══ Supplied information ══

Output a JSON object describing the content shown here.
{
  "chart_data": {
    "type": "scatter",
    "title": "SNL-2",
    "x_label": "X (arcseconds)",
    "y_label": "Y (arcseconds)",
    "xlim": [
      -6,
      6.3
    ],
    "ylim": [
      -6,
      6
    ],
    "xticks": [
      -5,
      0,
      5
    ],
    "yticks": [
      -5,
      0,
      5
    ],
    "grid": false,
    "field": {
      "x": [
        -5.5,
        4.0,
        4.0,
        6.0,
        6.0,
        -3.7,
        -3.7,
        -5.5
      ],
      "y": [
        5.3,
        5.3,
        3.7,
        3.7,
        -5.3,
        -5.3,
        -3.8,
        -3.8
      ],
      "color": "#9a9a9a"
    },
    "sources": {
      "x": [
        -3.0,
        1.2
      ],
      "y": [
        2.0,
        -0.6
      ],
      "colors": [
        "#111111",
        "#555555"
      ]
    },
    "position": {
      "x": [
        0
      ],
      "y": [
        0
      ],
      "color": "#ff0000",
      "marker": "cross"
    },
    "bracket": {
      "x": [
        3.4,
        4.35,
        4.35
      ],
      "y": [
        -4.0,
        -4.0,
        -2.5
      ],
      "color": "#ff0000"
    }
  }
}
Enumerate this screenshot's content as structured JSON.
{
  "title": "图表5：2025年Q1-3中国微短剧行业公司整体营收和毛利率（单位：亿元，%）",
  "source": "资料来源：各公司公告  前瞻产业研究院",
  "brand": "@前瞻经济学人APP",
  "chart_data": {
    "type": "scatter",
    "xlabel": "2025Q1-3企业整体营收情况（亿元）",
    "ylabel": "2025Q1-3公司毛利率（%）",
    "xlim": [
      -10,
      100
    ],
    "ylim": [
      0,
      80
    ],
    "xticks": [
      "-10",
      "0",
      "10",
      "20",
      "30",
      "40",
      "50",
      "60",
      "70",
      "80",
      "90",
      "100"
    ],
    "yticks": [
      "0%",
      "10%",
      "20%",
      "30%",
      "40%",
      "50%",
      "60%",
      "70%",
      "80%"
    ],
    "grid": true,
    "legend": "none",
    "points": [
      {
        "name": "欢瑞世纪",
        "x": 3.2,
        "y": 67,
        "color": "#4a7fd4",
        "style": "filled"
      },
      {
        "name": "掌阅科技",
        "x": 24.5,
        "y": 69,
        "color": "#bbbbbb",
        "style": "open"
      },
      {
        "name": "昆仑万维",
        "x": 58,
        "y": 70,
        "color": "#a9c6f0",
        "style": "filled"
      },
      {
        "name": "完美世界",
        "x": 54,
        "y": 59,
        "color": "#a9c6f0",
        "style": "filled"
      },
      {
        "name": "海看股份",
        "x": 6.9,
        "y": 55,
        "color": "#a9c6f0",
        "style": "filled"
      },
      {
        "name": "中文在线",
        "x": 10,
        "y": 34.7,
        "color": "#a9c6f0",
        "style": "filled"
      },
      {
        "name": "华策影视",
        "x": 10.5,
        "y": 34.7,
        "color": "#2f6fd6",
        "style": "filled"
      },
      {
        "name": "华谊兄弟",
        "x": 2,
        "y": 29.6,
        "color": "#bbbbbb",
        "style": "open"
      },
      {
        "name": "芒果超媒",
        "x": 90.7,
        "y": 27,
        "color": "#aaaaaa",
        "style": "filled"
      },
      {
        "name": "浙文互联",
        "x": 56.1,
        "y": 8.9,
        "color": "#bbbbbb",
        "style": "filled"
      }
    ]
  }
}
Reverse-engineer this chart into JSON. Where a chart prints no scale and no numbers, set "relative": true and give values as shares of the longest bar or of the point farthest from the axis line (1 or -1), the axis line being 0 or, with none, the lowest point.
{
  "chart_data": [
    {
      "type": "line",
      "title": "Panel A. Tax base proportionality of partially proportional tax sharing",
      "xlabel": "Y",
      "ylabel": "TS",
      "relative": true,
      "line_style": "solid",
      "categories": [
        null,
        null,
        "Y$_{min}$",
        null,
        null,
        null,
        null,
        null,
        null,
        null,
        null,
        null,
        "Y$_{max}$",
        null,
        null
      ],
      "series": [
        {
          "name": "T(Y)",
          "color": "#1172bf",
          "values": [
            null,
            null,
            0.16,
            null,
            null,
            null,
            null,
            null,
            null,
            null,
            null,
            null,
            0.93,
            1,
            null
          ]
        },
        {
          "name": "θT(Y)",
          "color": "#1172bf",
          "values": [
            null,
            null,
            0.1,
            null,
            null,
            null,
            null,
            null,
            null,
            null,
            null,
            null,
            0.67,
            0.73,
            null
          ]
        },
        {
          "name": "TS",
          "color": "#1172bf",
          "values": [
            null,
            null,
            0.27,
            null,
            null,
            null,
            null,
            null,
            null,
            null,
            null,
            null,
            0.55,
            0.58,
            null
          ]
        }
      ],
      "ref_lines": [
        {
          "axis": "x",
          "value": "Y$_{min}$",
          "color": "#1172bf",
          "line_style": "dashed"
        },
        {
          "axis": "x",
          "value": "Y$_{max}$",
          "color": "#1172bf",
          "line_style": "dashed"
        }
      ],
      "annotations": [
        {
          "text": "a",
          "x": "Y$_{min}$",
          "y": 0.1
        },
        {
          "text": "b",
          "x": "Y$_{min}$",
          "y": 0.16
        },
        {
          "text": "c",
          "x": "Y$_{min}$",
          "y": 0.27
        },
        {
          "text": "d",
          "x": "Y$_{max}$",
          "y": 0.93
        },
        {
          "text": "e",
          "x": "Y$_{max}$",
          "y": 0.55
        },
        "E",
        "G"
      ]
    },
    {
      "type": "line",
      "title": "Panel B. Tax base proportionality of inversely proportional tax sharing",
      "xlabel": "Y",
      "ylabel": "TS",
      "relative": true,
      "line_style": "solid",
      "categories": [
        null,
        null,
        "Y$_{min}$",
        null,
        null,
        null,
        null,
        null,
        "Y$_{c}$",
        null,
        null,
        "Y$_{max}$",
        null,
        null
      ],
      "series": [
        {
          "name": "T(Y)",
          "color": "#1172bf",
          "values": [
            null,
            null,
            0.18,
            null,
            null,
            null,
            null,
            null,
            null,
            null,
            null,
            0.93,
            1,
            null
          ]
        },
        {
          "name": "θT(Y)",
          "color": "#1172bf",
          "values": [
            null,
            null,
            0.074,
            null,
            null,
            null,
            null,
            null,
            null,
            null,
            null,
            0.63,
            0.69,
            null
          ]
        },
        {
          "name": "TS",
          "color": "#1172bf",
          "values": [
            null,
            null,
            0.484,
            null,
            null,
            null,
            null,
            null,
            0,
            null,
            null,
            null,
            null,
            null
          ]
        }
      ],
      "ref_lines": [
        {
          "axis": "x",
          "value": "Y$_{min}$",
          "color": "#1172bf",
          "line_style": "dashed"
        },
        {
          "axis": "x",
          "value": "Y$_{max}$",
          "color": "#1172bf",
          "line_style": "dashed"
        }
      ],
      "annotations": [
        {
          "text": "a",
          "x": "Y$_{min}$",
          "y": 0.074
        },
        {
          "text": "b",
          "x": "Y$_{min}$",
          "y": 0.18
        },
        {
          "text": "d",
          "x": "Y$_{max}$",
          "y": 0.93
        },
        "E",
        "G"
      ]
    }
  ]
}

═══

• [Task brief]: Using the listing above, say how many of its lines contain the string "base", giving nothing but the figure.

• [Solution]: 2